> _Aim_
Retype each entry below exactly as it stands.

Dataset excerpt
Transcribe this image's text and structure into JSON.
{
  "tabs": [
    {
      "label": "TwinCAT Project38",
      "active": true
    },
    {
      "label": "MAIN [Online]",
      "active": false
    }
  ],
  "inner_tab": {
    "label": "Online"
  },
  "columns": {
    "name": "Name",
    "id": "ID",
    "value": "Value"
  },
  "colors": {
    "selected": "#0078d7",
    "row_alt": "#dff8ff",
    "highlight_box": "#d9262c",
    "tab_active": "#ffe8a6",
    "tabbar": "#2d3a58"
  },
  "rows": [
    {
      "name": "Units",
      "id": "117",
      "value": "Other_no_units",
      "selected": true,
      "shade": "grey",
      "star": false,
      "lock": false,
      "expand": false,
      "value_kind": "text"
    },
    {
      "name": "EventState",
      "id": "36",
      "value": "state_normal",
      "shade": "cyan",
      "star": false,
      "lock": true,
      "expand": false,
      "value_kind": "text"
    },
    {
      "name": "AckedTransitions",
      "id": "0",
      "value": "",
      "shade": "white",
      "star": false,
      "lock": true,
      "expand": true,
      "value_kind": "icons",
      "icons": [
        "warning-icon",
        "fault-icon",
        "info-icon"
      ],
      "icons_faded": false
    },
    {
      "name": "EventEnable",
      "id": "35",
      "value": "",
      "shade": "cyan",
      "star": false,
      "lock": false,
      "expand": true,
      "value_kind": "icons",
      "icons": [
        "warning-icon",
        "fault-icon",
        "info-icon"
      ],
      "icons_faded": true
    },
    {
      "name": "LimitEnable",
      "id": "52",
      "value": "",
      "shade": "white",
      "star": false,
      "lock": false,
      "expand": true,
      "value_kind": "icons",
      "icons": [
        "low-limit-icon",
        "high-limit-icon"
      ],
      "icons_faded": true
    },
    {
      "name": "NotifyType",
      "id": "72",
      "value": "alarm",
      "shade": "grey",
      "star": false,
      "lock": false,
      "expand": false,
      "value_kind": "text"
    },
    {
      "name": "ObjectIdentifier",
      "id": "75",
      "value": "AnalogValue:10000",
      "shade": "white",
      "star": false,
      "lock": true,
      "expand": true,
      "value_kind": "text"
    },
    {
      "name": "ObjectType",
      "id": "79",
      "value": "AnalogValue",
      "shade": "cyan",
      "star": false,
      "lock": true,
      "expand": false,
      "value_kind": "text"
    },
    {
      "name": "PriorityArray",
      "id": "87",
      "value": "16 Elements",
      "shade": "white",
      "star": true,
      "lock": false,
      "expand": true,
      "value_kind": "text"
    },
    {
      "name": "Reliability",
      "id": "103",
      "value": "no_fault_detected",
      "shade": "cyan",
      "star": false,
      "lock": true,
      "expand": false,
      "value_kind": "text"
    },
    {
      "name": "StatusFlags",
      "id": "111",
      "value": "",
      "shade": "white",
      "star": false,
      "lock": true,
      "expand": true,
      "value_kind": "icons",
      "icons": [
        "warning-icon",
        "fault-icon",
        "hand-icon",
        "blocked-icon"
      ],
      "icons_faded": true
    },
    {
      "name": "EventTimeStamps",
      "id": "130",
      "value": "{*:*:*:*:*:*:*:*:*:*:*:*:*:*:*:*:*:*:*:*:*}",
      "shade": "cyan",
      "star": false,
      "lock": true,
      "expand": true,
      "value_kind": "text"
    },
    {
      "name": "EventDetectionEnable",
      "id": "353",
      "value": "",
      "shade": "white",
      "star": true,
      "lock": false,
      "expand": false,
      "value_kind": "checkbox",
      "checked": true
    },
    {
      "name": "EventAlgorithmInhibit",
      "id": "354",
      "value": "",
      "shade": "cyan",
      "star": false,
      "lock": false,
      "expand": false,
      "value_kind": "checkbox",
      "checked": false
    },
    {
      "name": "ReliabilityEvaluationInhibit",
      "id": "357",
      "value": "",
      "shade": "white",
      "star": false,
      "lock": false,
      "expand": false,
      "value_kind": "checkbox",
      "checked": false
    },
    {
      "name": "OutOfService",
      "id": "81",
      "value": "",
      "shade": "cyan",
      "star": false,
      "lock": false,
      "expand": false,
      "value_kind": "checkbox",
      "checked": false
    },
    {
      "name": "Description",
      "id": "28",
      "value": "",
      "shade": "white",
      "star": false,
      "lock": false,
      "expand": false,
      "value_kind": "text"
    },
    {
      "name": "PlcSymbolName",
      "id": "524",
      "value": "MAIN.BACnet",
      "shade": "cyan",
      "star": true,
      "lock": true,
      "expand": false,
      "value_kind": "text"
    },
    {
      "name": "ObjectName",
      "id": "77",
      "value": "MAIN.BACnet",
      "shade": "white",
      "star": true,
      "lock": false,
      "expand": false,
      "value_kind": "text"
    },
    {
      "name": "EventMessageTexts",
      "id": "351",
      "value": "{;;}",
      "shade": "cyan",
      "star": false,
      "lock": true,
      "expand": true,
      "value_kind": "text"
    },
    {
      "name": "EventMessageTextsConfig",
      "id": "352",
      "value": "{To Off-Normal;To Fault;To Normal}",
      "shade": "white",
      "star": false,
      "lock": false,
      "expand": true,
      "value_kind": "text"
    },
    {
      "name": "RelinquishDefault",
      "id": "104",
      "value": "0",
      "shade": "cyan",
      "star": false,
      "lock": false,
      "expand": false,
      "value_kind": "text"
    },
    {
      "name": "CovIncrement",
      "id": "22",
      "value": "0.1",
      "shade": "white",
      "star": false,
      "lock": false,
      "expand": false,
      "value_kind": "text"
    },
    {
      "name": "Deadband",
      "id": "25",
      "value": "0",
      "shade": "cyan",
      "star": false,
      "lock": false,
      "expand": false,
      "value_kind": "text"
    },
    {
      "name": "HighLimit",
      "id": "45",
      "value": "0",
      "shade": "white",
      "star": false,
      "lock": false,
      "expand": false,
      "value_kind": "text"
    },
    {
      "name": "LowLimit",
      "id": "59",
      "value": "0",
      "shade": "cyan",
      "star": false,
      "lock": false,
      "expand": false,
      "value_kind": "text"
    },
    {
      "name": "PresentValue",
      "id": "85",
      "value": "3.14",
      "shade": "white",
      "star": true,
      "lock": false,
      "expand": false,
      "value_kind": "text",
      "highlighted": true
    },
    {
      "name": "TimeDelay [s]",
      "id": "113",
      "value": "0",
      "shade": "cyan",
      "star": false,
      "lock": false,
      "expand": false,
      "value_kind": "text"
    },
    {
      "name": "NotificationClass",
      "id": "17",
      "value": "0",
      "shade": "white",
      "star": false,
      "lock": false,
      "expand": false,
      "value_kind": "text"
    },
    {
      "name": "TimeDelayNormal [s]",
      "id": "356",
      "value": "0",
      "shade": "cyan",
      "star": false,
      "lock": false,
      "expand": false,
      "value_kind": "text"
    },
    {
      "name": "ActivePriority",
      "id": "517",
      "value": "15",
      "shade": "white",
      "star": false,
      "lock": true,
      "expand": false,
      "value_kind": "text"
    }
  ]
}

> _The completed task_
Transcribe this image's text and structure into JSON.
{
  "tabs": [
    {
      "label": "TwinCAT Project38",
      "active": true
    },
    {
      "label": "MAIN [Online]",
      "active": false
    }
  ],
  "inner_tab": {
    "label": "Online"
  },
  "columns": {
    "name": "Name",
    "id": "ID",
    "value": "Value"
  },
  "colors": {
    "selected": "#0078d7",
    "row_alt": "#dff8ff",
    "highlight_box": "#d9262c",
    "tab_active": "#ffe8a6",
    "tabbar": "#2d3a58"
  },
  "rows": [
    {
      "name": "Units",
      "id": "117",
      "value": "Other_no_units",
      "selected": true,
      "shade": "grey",
      "star": false,
      "lock": false,
      "expand": false,
      "value_kind": "text"
    },
    {
      "name": "EventState",
      "id": "36",
      "value": "state_normal",
      "shade": "cyan",
      "star": false,
      "lock": true,
      "expand": false,
      "value_kind": "text"
    },
    {
      "name": "AckedTransitions",
      "id": "0",
      "value": "",
      "shade": "white",
      "star": false,
      "lock": true,
      "expand": true,
      "value_kind": "icons",
      "icons": [
        "warning-icon",
        "fault-icon",
        "info-icon"
      ],
      "icons_faded": false
    },
    {
      "name": "EventEnable",
      "id": "35",
      "value": "",
      "shade": "cyan",
      "star": false,
      "lock": false,
      "expand": true,
      "value_kind": "icons",
      "icons": [
        "warning-icon",
        "fault-icon",
        "info-icon"
      ],
      "icons_faded": true
    },
    {
      "name": "LimitEnable",
      "id": "52",
      "value": "",
      "shade": "white",
      "star": false,
      "lock": false,
      "expand": true,
      "value_kind": "icons",
      "icons": [
        "low-limit-icon",
        "high-limit-icon"
      ],
      "icons_faded": true
    },
    {
      "name": "NotifyType",
      "id": "72",
      "value": "alarm",
      "shade": "grey",
      "star": false,
      "lock": false,
      "expand": false,
      "value_kind": "text"
    },
    {
      "name": "ObjectIdentifier",
      "id": "75",
      "value": "AnalogValue:10000",
      "shade": "white",
      "star": false,
      "lock": true,
      "expand": true,
      "value_kind": "text"
    },
    {
      "name": "ObjectType",
      "id": "79",
      "value": "AnalogValue",
      "shade": "cyan",
      "star": false,
      "lock": true,
      "expand": false,
      "value_kind": "text"
    },
    {
      "name": "PriorityArray",
      "id": "87",
      "value": "16 Elements",
      "shade": "white",
      "star": true,
      "lock": false,
      "expand": true,
      "value_kind": "text"
    },
    {
      "name": "Reliability",
      "id": "103",
      "value": "no_fault_detected",
      "shade": "cyan",
      "star": false,
      "lock": true,
      "expand": false,
      "value_kind": "text"
    },
    {
      "name": "StatusFlags",
      "id": "111",
      "value": "",
      "shade": "white",
      "star": false,
      "lock": true,
      "expand": true,
      "value_kind": "icons",
      "icons": [
        "warning-icon",
        "fault-icon",
        "hand-icon",
        "blocked-icon"
      ],
      "icons_faded": true
    },
    {
      "name": "EventTimeStamps",
      "id": "130",
      "value": "{*:*:*:*:*:*:*:*:*:*:*:*:*:*:*:*:*:*:*:*:*}",
      "shade": "cyan",
      "star": false,
      "lock": true,
      "expand": true,
      "value_kind": "text"
    },
    {
      "name": "EventDetectionEnable",
      "id": "353",
      "value": "",
      "shade": "white",
      "star": true,
      "lock": false,
      "expand": false,
      "value_kind": "checkbox",
      "checked": true
    },
    {
      "name": "EventAlgorithmInhibit",
      "id": "354",
      "value": "",
      "shade": "cyan",
      "star": false,
      "lock": false,
      "expand": false,
      "value_kind": "checkbox",
      "checked": false
    },
    {
      "name": "ReliabilityEvaluationInhibit",
      "id": "357",
      "value": "",
      "shade": "white",
      "star": false,
      "lock": false,
      "expand": false,
      "value_kind": "checkbox",
      "checked": false
    },
    {
      "name": "OutOfService",
      "id": "81",
      "value": "",
      "shade": "cyan",
      "star": false,
      "lock": false,
      "expand": false,
      "value_kind": "checkbox",
      "checked": false
    },
    {
      "name": "Description",
      "id": "28",
      "value": "",
      "shade": "white",
      "star": false,
      "lock": false,
      "expand": false,
      "value_kind": "text"
    },
    {
      "name": "PlcSymbolName",
      "id": "524",
      "value": "MAIN.BACnet",
      "shade": "cyan",
      "star": true,
      "lock": true,
      "expand": false,
      "value_kind": "text"
    },
    {
      "name": "ObjectName",
      "id": "77",
      "value": "MAIN.BACnet",
      "shade": "white",
      "star": true,
      "lock": false,
      "expand": false,
      "value_kind": "text"
    },
    {
      "name": "EventMessageTexts",
      "id": "351",
      "value": "{;;}",
      "shade": "cyan",
      "star": false,
      "lock": true,
      "expand": true,
      "value_kind": "text"
    },
    {
      "name": "EventMessageTextsConfig",
      "id": "352",
      "value": "{To Off-Normal;To Fault;To Normal}",
      "shade": "white",
      "star": false,
      "lock": false,
      "expand": true,
      "value_kind": "text"
    },
    {
      "name": "RelinquishDefault",
      "id": "104",
      "value": "0",
      "shade": "cyan",
      "star": false,
      "lock": false,
      "expand": false,
      "value_kind": "text"
    },
    {
      "name": "CovIncrement",
      "id": "22",
      "value": "0.1",
      "shade": "white",
      "star": false,
      "lock": false,
      "expand": false,
      "value_kind": "text"
    },
    {
      "name": "Deadband",
      "id": "25",
      "value": "0",
      "shade": "cyan",
      "star": false,
      "lock": false,
      "expand": false,
      "value_kind": "text"
    },
    {
      "name": "HighLimit",
      "id": "45",
      "value": "0",
      "shade": "white",
      "star": false,
      "lock": false,
      "expand": false,
      "value_kind": "text"
    },
    {
      "name": "LowLimit",
      "id": "59",
      "value": "0",
      "shade": "cyan",
      "star": false,
      "lock": false,
      "expand": false,
      "value_kind": "text"
    },
    {
      "name": "PresentValue",
      "id": "85",
      "value": "3.14",
      "shade": "white",
      "star": true,
      "lock": false,
      "expand": false,
      "value_kind": "text",
      "highlighted": true
    },
    {
      "name": "TimeDelay [s]",
      "id": "113",
      "value": "0",
      "shade": "cyan",
      "star": false,
      "lock": false,
      "expand": false,
      "value_kind": "text"
    },
    {
      "name": "NotificationClass",
      "id": "17",
      "value": "0",
      "shade": "white",
      "star": false,
      "lock": false,
      "expand": false,
      "value_kind": "text"
    },
    {
      "name": "TimeDelayNormal [s]",
      "id": "356",
      "value": "0",
      "shade": "cyan",
      "star": false,
      "lock": false,
      "expand": false,
      "value_kind": "text"
    },
    {
      "name": "ActivePriority",
      "id": "517",
      "value": "15",
      "shade": "white",
      "star": false,
      "lock": true,
      "expand": false,
      "value_kind": "text"
    }
  ]
}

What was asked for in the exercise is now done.